- _Aim of the task_: Make a verbatim copy of the entries below; pictures stay out.

(Records excerpted from a collection)
==================================================

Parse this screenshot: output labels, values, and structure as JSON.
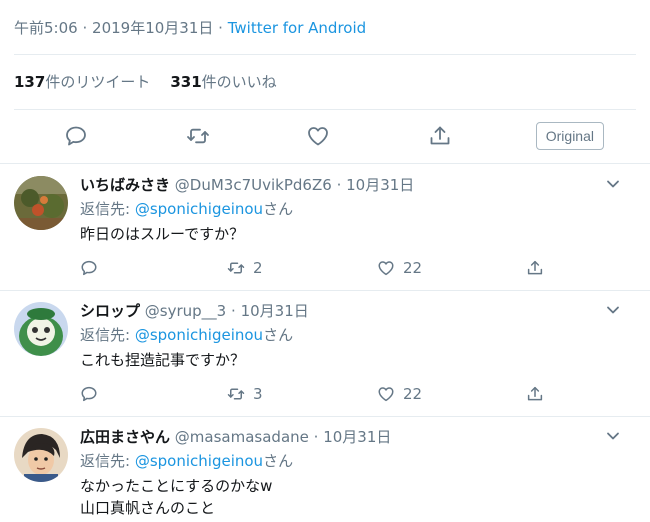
{
  "tweet": {
    "time": "午前5:06",
    "separator": "·",
    "date": "2019年10月31日",
    "source": "Twitter for Android",
    "retweets_count": "137",
    "retweets_label": "件のリツイート",
    "likes_count": "331",
    "likes_label": "件のいいね",
    "actions": {
      "reply_icon": "reply-icon",
      "retweet_icon": "retweet-icon",
      "like_icon": "heart-icon",
      "share_icon": "share-icon",
      "original_label": "Original"
    }
  },
  "replies": [
    {
      "name": "いちばみさき",
      "handle": "@DuM3c7UvikPd6Z6",
      "separator": "·",
      "date": "10月31日",
      "reply_to_prefix": "返信先:",
      "reply_to_handle": "@sponichigeinou",
      "reply_to_suffix": "さん",
      "text_lines": [
        "昨日のはスルーですか？"
      ],
      "retweets": "2",
      "likes": "22"
    },
    {
      "name": "シロップ",
      "handle": "@syrup__3",
      "separator": "·",
      "date": "10月31日",
      "reply_to_prefix": "返信先:",
      "reply_to_handle": "@sponichigeinou",
      "reply_to_suffix": "さん",
      "text_lines": [
        "これも捏造記事ですか？"
      ],
      "retweets": "3",
      "likes": "22"
    },
    {
      "name": "広田まさやん",
      "handle": "@masamasadane",
      "separator": "·",
      "date": "10月31日",
      "reply_to_prefix": "返信先:",
      "reply_to_handle": "@sponichigeinou",
      "reply_to_suffix": "さん",
      "text_lines": [
        "なかったことにするのかなw",
        "山口真帆さんのこと"
      ]
    }
  ],
  "colors": {
    "link": "#1b95e0",
    "muted": "#657786",
    "text": "#14171a",
    "divider": "#e6ecf0"
  }
}
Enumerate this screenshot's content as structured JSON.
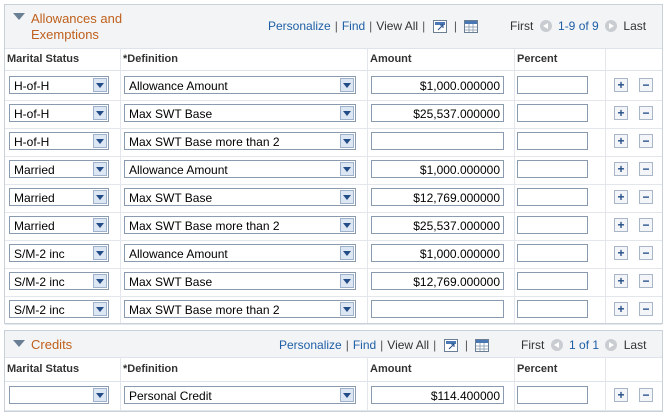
{
  "allowances": {
    "title_line1": "Allowances and",
    "title_line2": "Exemptions",
    "toolbar": {
      "personalize": "Personalize",
      "find": "Find",
      "view_all": "View All"
    },
    "nav": {
      "first": "First",
      "range": "1-9 of 9",
      "last": "Last"
    },
    "columns": {
      "marital_status": "Marital Status",
      "definition": "*Definition",
      "amount": "Amount",
      "percent": "Percent"
    },
    "rows": [
      {
        "status": "H-of-H",
        "definition": "Allowance Amount",
        "amount": "$1,000.000000",
        "percent": ""
      },
      {
        "status": "H-of-H",
        "definition": "Max SWT Base",
        "amount": "$25,537.000000",
        "percent": ""
      },
      {
        "status": "H-of-H",
        "definition": "Max SWT Base more than 2",
        "amount": "",
        "percent": ""
      },
      {
        "status": "Married",
        "definition": "Allowance Amount",
        "amount": "$1,000.000000",
        "percent": ""
      },
      {
        "status": "Married",
        "definition": "Max SWT Base",
        "amount": "$12,769.000000",
        "percent": ""
      },
      {
        "status": "Married",
        "definition": "Max SWT Base more than 2",
        "amount": "$25,537.000000",
        "percent": ""
      },
      {
        "status": "S/M-2 inc",
        "definition": "Allowance Amount",
        "amount": "$1,000.000000",
        "percent": ""
      },
      {
        "status": "S/M-2 inc",
        "definition": "Max SWT Base",
        "amount": "$12,769.000000",
        "percent": ""
      },
      {
        "status": "S/M-2 inc",
        "definition": "Max SWT Base more than 2",
        "amount": "",
        "percent": ""
      }
    ]
  },
  "credits": {
    "title": "Credits",
    "toolbar": {
      "personalize": "Personalize",
      "find": "Find",
      "view_all": "View All"
    },
    "nav": {
      "first": "First",
      "range": "1 of 1",
      "last": "Last"
    },
    "columns": {
      "marital_status": "Marital Status",
      "definition": "*Definition",
      "amount": "Amount",
      "percent": "Percent"
    },
    "rows": [
      {
        "status": "",
        "definition": "Personal Credit",
        "amount": "$114.400000",
        "percent": ""
      }
    ]
  },
  "row_buttons": {
    "add": "+",
    "delete": "−"
  },
  "icons": {
    "zoom": "zoom-grid-icon",
    "download": "download-spreadsheet-icon"
  },
  "colors": {
    "title": "#c0601c",
    "link": "#1f5fa5",
    "header_bg": "#f2f4f6"
  }
}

==================================================

- _Written solution_:
Parse this screenshot: output labels, values, and structure as JSON.
{
  "tweet": {
    "time": "午前5:06",
    "separator": "·",
    "date": "2019年10月31日",
    "source": "Twitter for Android",
    "retweets_count": "137",
    "retweets_label": "件のリツイート",
    "likes_count": "331",
    "likes_label": "件のいいね",
    "actions": {
      "reply_icon": "reply-icon",
      "retweet_icon": "retweet-icon",
      "like_icon": "heart-icon",
      "share_icon": "share-icon",
      "original_label": "Original"
    }
  },
  "replies": [
    {
      "name": "いちばみさき",
      "handle": "@DuM3c7UvikPd6Z6",
      "separator": "·",
      "date": "10月31日",
      "reply_to_prefix": "返信先:",
      "reply_to_handle": "@sponichigeinou",
      "reply_to_suffix": "さん",
      "text_lines": [
        "昨日のはスルーですか？"
      ],
      "retweets": "2",
      "likes": "22"
    },
    {
      "name": "シロップ",
      "handle": "@syrup__3",
      "separator": "·",
      "date": "10月31日",
      "reply_to_prefix": "返信先:",
      "reply_to_handle": "@sponichigeinou",
      "reply_to_suffix": "さん",
      "text_lines": [
        "これも捏造記事ですか？"
      ],
      "retweets": "3",
      "likes": "22"
    },
    {
      "name": "広田まさやん",
      "handle": "@masamasadane",
      "separator": "·",
      "date": "10月31日",
      "reply_to_prefix": "返信先:",
      "reply_to_handle": "@sponichigeinou",
      "reply_to_suffix": "さん",
      "text_lines": [
        "なかったことにするのかなw",
        "山口真帆さんのこと"
      ]
    }
  ],
  "colors": {
    "link": "#1b95e0",
    "muted": "#657786",
    "text": "#14171a",
    "divider": "#e6ecf0"
  }
}
Enumerate this screenshot's content as structured JSON.
{
  "allowances": {
    "title_line1": "Allowances and",
    "title_line2": "Exemptions",
    "toolbar": {
      "personalize": "Personalize",
      "find": "Find",
      "view_all": "View All"
    },
    "nav": {
      "first": "First",
      "range": "1-9 of 9",
      "last": "Last"
    },
    "columns": {
      "marital_status": "Marital Status",
      "definition": "*Definition",
      "amount": "Amount",
      "percent": "Percent"
    },
    "rows": [
      {
        "status": "H-of-H",
        "definition": "Allowance Amount",
        "amount": "$1,000.000000",
        "percent": ""
      },
      {
        "status": "H-of-H",
        "definition": "Max SWT Base",
        "amount": "$25,537.000000",
        "percent": ""
      },
      {
        "status": "H-of-H",
        "definition": "Max SWT Base more than 2",
        "amount": "",
        "percent": ""
      },
      {
        "status": "Married",
        "definition": "Allowance Amount",
        "amount": "$1,000.000000",
        "percent": ""
      },
      {
        "status": "Married",
        "definition": "Max SWT Base",
        "amount": "$12,769.000000",
        "percent": ""
      },
      {
        "status": "Married",
        "definition": "Max SWT Base more than 2",
        "amount": "$25,537.000000",
        "percent": ""
      },
      {
        "status": "S/M-2 inc",
        "definition": "Allowance Amount",
        "amount": "$1,000.000000",
        "percent": ""
      },
      {
        "status": "S/M-2 inc",
        "definition": "Max SWT Base",
        "amount": "$12,769.000000",
        "percent": ""
      },
      {
        "status": "S/M-2 inc",
        "definition": "Max SWT Base more than 2",
        "amount": "",
        "percent": ""
      }
    ]
  },
  "credits": {
    "title": "Credits",
    "toolbar": {
      "personalize": "Personalize",
      "find": "Find",
      "view_all": "View All"
    },
    "nav": {
      "first": "First",
      "range": "1 of 1",
      "last": "Last"
    },
    "columns": {
      "marital_status": "Marital Status",
      "definition": "*Definition",
      "amount": "Amount",
      "percent": "Percent"
    },
    "rows": [
      {
        "status": "",
        "definition": "Personal Credit",
        "amount": "$114.400000",
        "percent": ""
      }
    ]
  },
  "row_buttons": {
    "add": "+",
    "delete": "−"
  },
  "icons": {
    "zoom": "zoom-grid-icon",
    "download": "download-spreadsheet-icon"
  },
  "colors": {
    "title": "#c0601c",
    "link": "#1f5fa5",
    "header_bg": "#f2f4f6"
  }
}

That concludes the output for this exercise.